→ WHAT NEEDS TO BE DONE:
Among the lines below, list those containing the string "ylabel".

→ RECORD LIST:
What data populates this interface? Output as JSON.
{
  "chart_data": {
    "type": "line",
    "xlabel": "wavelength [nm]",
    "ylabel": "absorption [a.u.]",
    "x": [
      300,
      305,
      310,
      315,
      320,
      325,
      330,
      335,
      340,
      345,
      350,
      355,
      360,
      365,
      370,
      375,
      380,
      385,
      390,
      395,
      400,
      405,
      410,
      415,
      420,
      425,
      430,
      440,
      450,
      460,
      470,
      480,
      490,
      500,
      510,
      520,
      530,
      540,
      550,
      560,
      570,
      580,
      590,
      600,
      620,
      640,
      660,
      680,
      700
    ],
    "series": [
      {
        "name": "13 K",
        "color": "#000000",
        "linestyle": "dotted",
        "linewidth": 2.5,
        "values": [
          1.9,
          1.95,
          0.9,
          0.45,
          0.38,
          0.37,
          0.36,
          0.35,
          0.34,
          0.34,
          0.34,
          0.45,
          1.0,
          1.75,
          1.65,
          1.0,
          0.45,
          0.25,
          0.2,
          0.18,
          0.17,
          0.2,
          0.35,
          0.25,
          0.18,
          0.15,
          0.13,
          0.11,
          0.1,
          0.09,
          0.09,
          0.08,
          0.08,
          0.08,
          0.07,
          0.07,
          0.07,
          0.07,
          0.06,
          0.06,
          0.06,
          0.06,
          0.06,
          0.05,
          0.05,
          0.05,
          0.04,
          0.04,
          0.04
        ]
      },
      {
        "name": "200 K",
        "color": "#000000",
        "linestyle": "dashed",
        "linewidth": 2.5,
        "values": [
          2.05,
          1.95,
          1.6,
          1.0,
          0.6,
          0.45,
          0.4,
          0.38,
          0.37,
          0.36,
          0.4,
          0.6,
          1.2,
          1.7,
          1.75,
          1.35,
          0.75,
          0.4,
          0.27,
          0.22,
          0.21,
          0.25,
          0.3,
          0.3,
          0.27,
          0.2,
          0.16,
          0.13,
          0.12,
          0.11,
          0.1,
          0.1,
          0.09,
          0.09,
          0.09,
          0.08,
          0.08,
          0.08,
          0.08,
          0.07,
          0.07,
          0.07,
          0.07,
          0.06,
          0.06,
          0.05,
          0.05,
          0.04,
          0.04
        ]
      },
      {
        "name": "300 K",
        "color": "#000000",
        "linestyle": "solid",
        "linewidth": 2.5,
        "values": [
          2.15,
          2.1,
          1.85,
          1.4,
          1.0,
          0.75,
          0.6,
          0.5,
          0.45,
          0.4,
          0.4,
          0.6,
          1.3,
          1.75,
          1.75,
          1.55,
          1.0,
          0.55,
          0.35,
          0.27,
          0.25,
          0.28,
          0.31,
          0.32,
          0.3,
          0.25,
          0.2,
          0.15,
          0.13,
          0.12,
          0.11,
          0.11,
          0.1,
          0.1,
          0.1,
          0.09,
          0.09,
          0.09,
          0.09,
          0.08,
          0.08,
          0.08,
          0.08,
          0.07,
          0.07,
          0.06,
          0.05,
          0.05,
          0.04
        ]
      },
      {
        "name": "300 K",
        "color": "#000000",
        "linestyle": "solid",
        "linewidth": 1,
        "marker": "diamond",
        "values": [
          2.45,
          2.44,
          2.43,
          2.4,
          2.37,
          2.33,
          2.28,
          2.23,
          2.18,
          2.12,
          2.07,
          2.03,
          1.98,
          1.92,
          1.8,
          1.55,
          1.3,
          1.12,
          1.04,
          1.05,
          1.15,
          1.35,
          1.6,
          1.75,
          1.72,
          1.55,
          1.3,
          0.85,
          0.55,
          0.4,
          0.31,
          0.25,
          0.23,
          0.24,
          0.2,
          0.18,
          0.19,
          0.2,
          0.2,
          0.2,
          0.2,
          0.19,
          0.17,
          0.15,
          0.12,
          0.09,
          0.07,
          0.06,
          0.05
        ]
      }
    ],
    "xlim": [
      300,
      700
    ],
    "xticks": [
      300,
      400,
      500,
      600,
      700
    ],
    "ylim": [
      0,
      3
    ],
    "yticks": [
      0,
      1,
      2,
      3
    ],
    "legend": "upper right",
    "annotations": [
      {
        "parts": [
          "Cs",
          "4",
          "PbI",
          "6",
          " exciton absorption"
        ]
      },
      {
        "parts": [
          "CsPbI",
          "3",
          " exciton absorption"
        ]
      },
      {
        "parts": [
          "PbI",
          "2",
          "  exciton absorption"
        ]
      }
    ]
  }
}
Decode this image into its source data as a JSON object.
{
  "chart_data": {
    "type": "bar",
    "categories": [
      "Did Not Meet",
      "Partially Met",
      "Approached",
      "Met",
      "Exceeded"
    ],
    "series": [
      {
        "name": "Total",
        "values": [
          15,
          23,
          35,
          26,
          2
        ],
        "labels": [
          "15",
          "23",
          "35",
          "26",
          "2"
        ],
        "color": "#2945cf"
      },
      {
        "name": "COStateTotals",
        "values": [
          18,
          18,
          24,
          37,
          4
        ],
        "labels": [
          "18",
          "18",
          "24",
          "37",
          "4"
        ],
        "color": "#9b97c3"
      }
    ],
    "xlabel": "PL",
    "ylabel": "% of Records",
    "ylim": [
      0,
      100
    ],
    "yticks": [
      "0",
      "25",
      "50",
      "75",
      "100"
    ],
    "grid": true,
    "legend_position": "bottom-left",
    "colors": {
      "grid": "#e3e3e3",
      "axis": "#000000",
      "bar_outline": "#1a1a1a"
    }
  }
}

→ REPLY:
    "ylabel": "absorption [a.u.]",
    "ylabel": "% of Records",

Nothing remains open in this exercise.